*WHAT TO WORK ON*. From the entries below, count every line that contains the word "subtype". Please give the number and nothing else.

===== DATASET ENTRIES =====

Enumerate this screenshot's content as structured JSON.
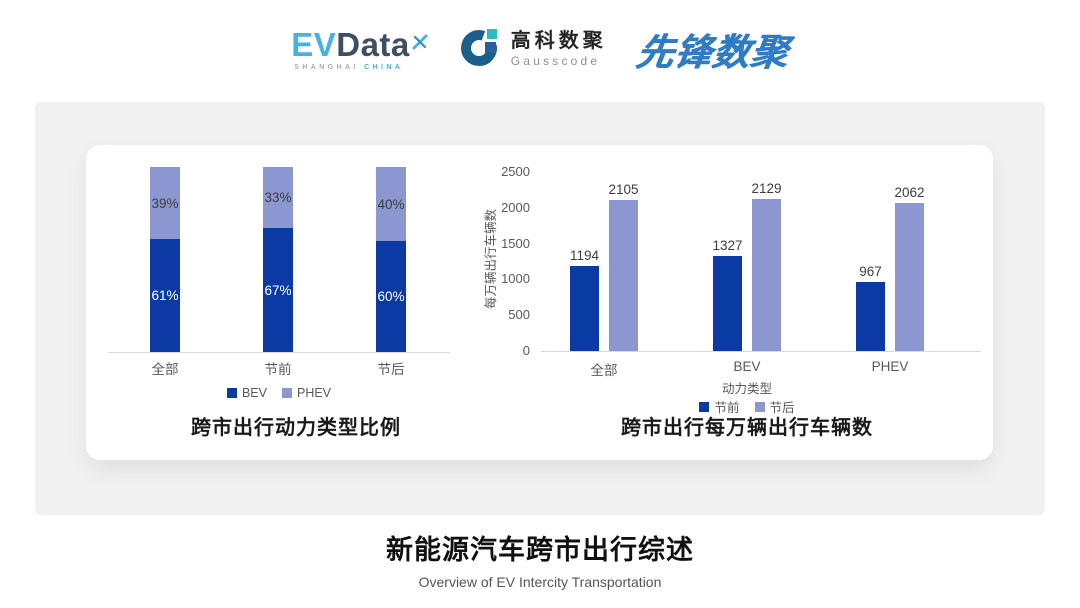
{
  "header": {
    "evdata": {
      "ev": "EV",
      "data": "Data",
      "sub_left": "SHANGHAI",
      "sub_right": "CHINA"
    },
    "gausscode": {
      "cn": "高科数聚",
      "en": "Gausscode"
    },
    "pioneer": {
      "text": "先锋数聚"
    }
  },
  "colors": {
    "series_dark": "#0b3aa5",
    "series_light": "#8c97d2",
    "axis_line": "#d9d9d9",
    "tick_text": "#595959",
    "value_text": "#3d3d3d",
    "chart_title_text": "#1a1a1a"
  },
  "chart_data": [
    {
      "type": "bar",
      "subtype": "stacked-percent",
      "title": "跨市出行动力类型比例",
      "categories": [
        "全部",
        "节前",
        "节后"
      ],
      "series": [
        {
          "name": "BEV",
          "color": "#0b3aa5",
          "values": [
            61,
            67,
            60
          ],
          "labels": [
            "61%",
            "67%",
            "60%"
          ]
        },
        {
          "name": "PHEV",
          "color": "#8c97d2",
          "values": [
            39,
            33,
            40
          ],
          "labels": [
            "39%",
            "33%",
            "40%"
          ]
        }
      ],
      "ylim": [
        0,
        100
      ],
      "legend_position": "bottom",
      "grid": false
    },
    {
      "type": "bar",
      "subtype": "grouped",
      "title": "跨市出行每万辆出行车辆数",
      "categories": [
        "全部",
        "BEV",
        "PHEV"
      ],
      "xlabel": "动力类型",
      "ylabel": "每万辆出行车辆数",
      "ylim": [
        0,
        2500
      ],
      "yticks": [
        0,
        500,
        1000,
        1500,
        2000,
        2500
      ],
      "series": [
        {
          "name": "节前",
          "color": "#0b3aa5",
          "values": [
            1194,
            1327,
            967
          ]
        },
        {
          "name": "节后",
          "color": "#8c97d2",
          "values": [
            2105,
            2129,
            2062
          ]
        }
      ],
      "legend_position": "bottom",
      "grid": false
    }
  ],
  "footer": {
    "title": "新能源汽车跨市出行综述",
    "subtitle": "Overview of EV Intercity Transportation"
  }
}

=====

*SOLUTION TO THE PROBLEM*. 2